*DATA ENTRIES*
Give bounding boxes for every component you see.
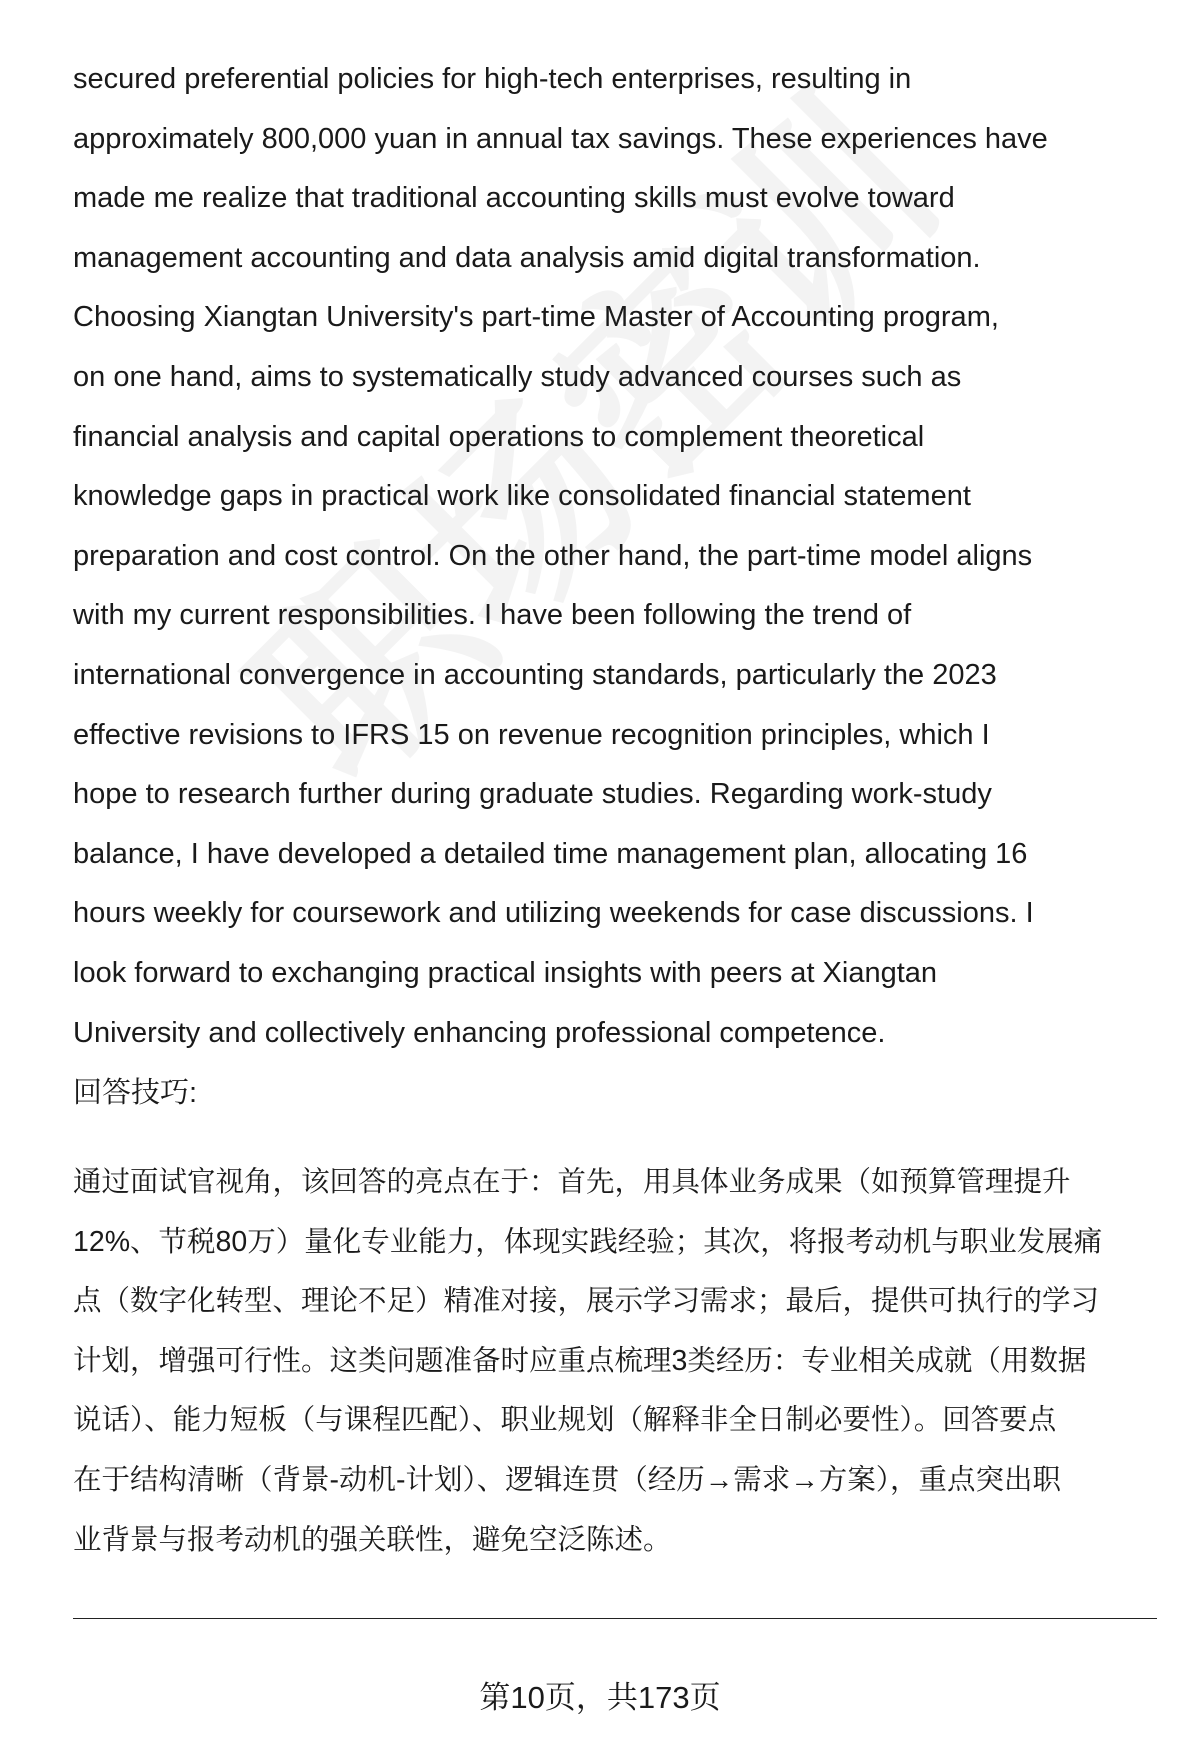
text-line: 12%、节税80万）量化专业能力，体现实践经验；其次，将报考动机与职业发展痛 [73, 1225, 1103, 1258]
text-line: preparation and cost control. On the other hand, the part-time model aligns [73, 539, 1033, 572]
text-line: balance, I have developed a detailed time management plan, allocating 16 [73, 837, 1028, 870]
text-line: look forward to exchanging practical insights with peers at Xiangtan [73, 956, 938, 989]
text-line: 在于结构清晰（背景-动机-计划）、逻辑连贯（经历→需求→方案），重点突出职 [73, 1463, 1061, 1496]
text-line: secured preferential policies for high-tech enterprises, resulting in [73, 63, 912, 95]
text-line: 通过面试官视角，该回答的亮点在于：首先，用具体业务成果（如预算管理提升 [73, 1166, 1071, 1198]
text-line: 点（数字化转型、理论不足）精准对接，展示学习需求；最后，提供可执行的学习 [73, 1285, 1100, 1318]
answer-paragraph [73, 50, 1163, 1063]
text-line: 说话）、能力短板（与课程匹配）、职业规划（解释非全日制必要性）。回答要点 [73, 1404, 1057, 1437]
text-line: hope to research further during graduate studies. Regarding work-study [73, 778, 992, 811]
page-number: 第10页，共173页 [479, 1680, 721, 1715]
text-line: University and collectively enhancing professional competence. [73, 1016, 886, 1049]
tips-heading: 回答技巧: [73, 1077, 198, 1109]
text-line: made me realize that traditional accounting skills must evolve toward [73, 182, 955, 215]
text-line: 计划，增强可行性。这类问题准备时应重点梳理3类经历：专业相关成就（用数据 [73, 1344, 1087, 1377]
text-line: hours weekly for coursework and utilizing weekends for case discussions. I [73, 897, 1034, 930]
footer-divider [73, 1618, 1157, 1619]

*WRITTEN PROBLEM*
Copy every line of the records above word for word, but leave out the pictures.

*COMPLETE RESPONSE*
Give bounding boxes for every component you see.
text-line: 12%、节税80万）量化专业能力，体现实践经验；其次，将报考动机与职业发展痛 [73, 1225, 1103, 1258]
text-line: preparation and cost control. On the other hand, the part-time model aligns [73, 539, 1033, 572]
text-line: balance, I have developed a detailed time management plan, allocating 16 [73, 837, 1028, 870]
text-line: look forward to exchanging practical insights with peers at Xiangtan [73, 956, 938, 989]
text-line: 在于结构清晰（背景-动机-计划）、逻辑连贯（经历→需求→方案），重点突出职 [73, 1463, 1061, 1496]
text-line: secured preferential policies for high-tech enterprises, resulting in [73, 63, 912, 95]
text-line: 通过面试官视角，该回答的亮点在于：首先，用具体业务成果（如预算管理提升 [73, 1166, 1071, 1198]
text-line: 点（数字化转型、理论不足）精准对接，展示学习需求；最后，提供可执行的学习 [73, 1285, 1100, 1318]
answer-paragraph [73, 50, 1163, 1063]
text-line: 说话）、能力短板（与课程匹配）、职业规划（解释非全日制必要性）。回答要点 [73, 1404, 1057, 1437]
text-line: hope to research further during graduate studies. Regarding work-study [73, 778, 992, 811]
page-number: 第10页，共173页 [479, 1680, 721, 1715]
text-line: University and collectively enhancing professional competence. [73, 1016, 886, 1049]
tips-heading: 回答技巧: [73, 1077, 198, 1109]
text-line: made me realize that traditional accounting skills must evolve toward [73, 182, 955, 215]
text-line: 计划，增强可行性。这类问题准备时应重点梳理3类经历：专业相关成就（用数据 [73, 1344, 1087, 1377]
text-line: hours weekly for coursework and utilizing weekends for case discussions. I [73, 897, 1034, 930]
footer-divider [73, 1618, 1157, 1619]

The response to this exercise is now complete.